WHAT YOU HAVE TO DO
Find every line in the records below that contains the word "CTRL", and copy each such line.

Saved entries
--- start ---

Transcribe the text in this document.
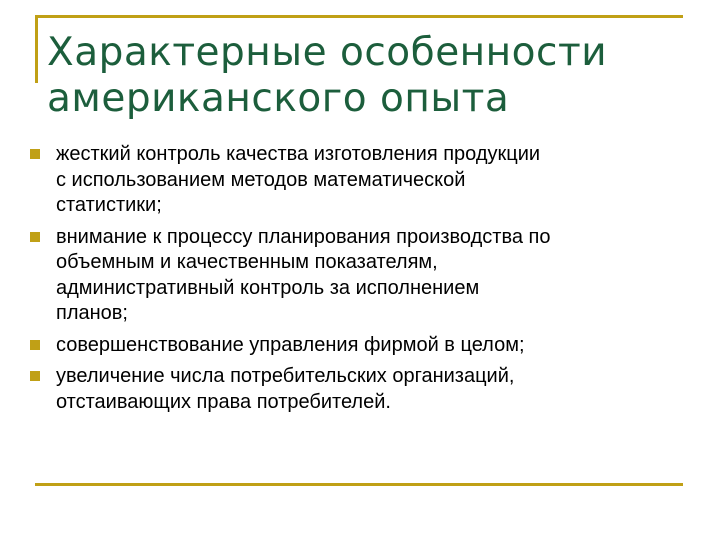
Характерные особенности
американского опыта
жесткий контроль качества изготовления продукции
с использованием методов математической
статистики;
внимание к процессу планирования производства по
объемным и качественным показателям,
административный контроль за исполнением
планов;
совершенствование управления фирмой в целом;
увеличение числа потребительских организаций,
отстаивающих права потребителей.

--- end ---
--- start ---

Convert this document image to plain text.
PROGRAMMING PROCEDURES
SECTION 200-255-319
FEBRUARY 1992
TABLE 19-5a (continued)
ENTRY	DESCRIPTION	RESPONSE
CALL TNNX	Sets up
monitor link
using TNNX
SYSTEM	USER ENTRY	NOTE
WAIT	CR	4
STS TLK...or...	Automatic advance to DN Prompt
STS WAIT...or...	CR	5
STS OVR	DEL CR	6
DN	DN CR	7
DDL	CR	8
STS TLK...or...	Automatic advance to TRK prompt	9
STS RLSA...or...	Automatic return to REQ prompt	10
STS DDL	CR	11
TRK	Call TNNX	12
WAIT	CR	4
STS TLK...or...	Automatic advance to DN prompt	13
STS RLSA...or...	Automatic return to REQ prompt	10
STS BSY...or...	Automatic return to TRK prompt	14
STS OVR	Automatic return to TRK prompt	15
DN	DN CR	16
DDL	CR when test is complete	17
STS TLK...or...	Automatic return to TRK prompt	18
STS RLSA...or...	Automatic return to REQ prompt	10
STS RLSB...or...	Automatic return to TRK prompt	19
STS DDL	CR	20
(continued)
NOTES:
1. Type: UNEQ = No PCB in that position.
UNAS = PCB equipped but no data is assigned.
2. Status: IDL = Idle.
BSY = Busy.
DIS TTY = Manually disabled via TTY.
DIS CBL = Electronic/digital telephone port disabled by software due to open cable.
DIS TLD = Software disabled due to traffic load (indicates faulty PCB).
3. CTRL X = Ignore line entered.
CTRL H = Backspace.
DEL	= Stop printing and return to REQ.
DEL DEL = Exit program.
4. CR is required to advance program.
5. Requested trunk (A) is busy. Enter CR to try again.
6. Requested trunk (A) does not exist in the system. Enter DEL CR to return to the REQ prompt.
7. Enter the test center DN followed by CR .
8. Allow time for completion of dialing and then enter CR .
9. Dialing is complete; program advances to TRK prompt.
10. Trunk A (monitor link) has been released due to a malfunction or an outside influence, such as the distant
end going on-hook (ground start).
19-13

--- end ---
--- start ---

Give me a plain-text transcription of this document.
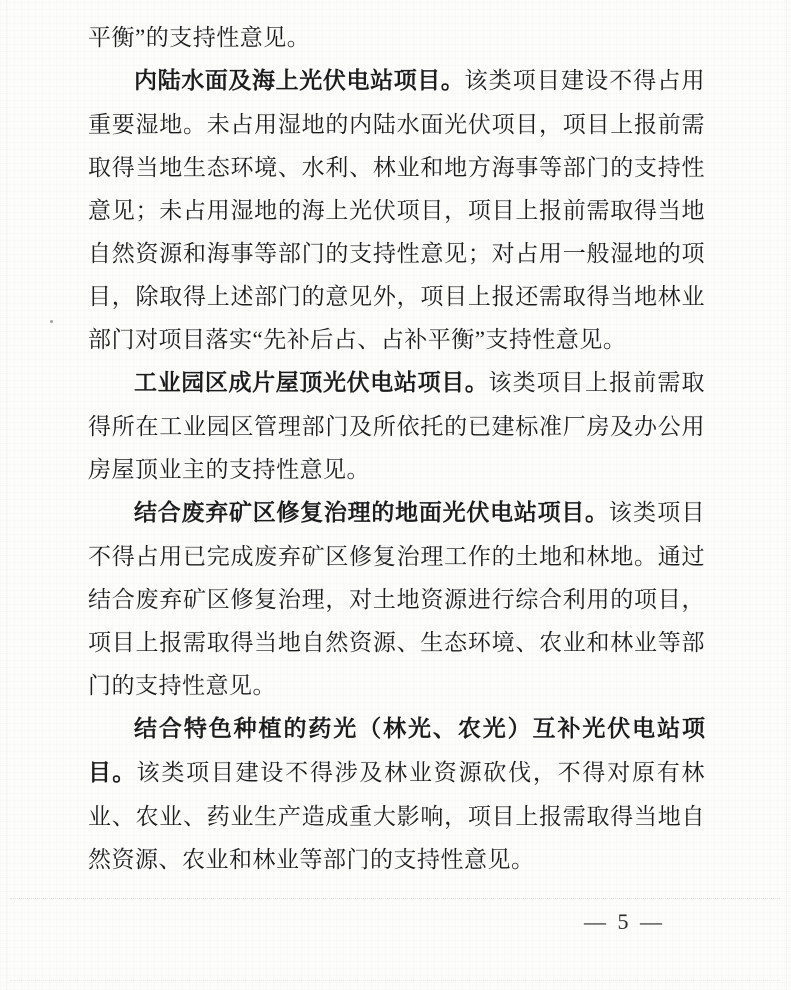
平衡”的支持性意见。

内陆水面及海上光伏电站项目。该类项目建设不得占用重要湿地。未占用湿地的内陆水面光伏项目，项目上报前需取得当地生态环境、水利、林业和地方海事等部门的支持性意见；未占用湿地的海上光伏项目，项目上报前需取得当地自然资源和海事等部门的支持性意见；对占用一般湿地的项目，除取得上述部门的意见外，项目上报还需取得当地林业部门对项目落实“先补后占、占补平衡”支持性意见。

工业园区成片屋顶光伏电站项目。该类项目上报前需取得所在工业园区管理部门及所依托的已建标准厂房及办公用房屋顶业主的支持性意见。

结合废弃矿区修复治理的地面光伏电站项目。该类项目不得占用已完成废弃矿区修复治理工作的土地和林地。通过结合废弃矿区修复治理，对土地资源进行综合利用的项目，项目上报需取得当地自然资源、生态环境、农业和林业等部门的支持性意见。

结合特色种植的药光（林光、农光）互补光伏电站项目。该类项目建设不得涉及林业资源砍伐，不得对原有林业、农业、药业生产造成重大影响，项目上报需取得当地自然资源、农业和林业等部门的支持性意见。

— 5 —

--- end ---

TASK SOLUTION
3. CTRL X = Ignore line entered.
CTRL H = Backspace.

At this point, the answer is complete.